### TASK INSTRUCTIONS:
Select every line below containing the word "aluminio".

─── TASK INPUTS

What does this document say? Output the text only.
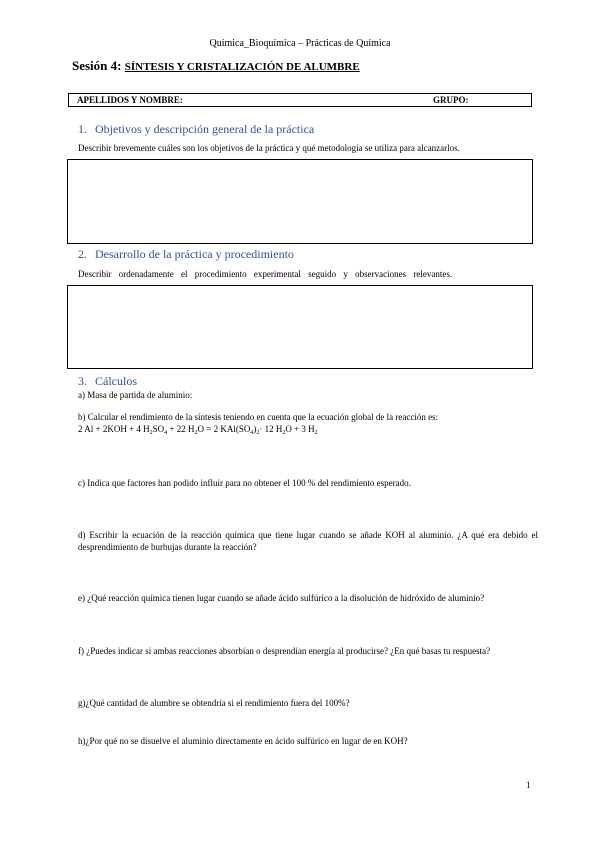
Química_Bioquímica – Prácticas de Química
Sesión 4: SÍNTESIS Y CRISTALIZACIÓN DE ALUMBRE
APELLIDOS Y NOMBRE:	GRUPO:
1. Objetivos y descripción general de la práctica
Describir brevemente cuáles son los objetivos de la práctica y qué metodología se utiliza para alcanzarlos.
2. Desarrollo de la práctica y procedimiento
Describir ordenadamente el procedimiento experimental seguido y observaciones relevantes.
3. Cálculos
a) Masa de partida de aluminio:
b) Calcular el rendimiento de la síntesis teniendo en cuenta que la ecuación global de la reacción es:
2 Al + 2KOH + 4 $H_2SO_4 + 22$ $H_2O = 2$ $KAl(SO_4)_2\cdot 12$ $H_2O + 3$ $H_2$
c) Indica que factores han podido influir para no obtener el 100 % del rendimiento esperado.
d) Escribir la ecuación de la reacción química que tiene lugar cuando se añade KOH al aluminio. ¿A qué era debido el desprendimiento de burbujas durante la reacción?
e) ¿Qué reacción química tienen lugar cuando se añade ácido sulfúrico a la disolución de hidróxido de aluminio?
f) ¿Puedes indicar si ambas reacciones absorbían o desprendían energía al producirse? ¿En qué basas tu respuesta?
g)¿Qué cantidad de alumbre se obtendría si el rendimiento fuera del 100%?
h)¿Por qué no se disuelve el aluminio directamente en ácido sulfúrico en lugar de en KOH?
1
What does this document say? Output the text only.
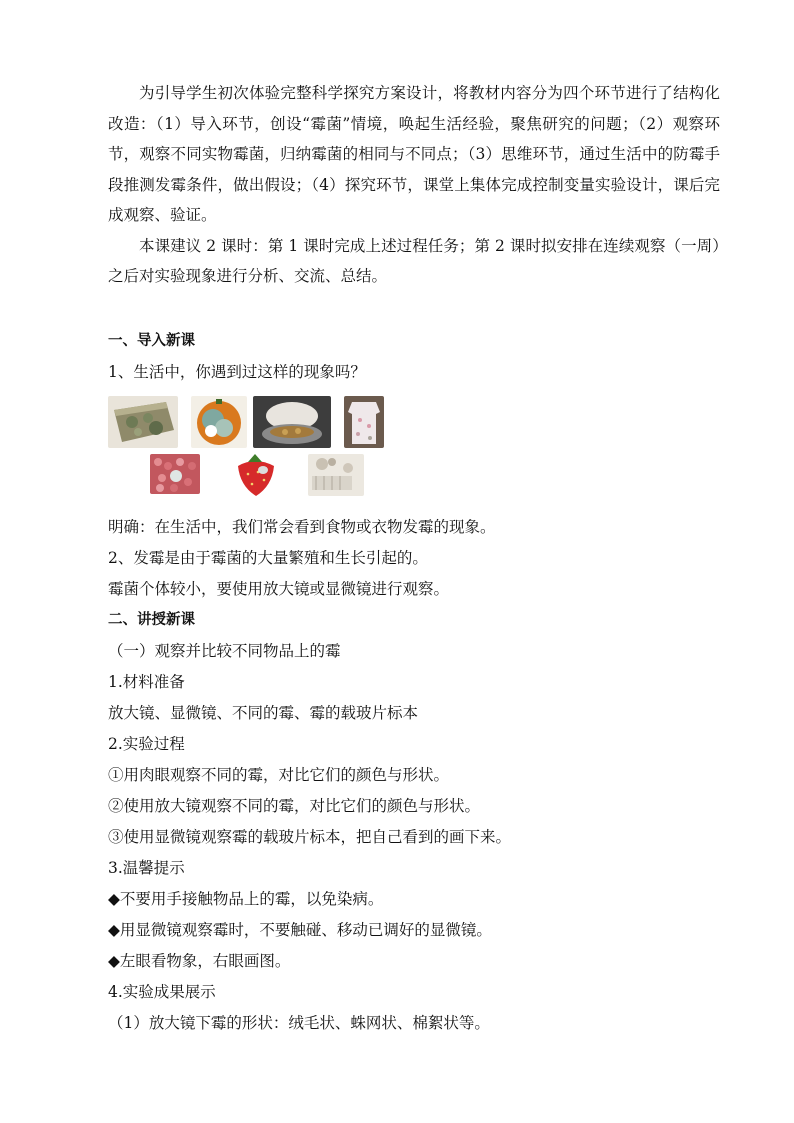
为引导学生初次体验完整科学探究方案设计，将教材内容分为四个环节进行了结构化改造：（1）导入环节，创设“霉菌”情境，唤起生活经验，聚焦研究的问题；（2）观察环节，观察不同实物霉菌，归纳霉菌的相同与不同点；（3）思维环节，通过生活中的防霉手段推测发霉条件，做出假设；（4）探究环节，课堂上集体完成控制变量实验设计，课后完成观察、验证。

本课建议 2 课时：第 1 课时完成上述过程任务；第 2 课时拟安排在连续观察（一周）之后对实验现象进行分析、交流、总结。

一、导入新课

1、生活中，你遇到过这样的现象吗？

明确：在生活中，我们常会看到食物或衣物发霉的现象。

2、发霉是由于霉菌的大量繁殖和生长引起的。

霉菌个体较小，要使用放大镜或显微镜进行观察。

二、讲授新课

（一）观察并比较不同物品上的霉

1.材料准备

放大镜、显微镜、不同的霉、霉的载玻片标本

2.实验过程

①用肉眼观察不同的霉，对比它们的颜色与形状。

②使用放大镜观察不同的霉，对比它们的颜色与形状。

③使用显微镜观察霉的载玻片标本，把自己看到的画下来。

3.温馨提示

◆不要用手接触物品上的霉，以免染病。

◆用显微镜观察霉时，不要触碰、移动已调好的显微镜。

◆左眼看物象，右眼画图。

4.实验成果展示

（1）放大镜下霉的形状：绒毛状、蛛网状、棉絮状等。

──────

### TASK ANSWER:
a) Masa de partida de aluminio:
d) Escribir la ecuación de la reacción química que tiene lugar cuando se añade KOH al aluminio. ¿A qué era debido el desprendimiento de burbujas durante la reacción?
e) ¿Qué reacción química tienen lugar cuando se añade ácido sulfúrico a la disolución de hidróxido de aluminio?
h)¿Por qué no se disuelve el aluminio directamente en ácido sulfúrico en lugar de en KOH?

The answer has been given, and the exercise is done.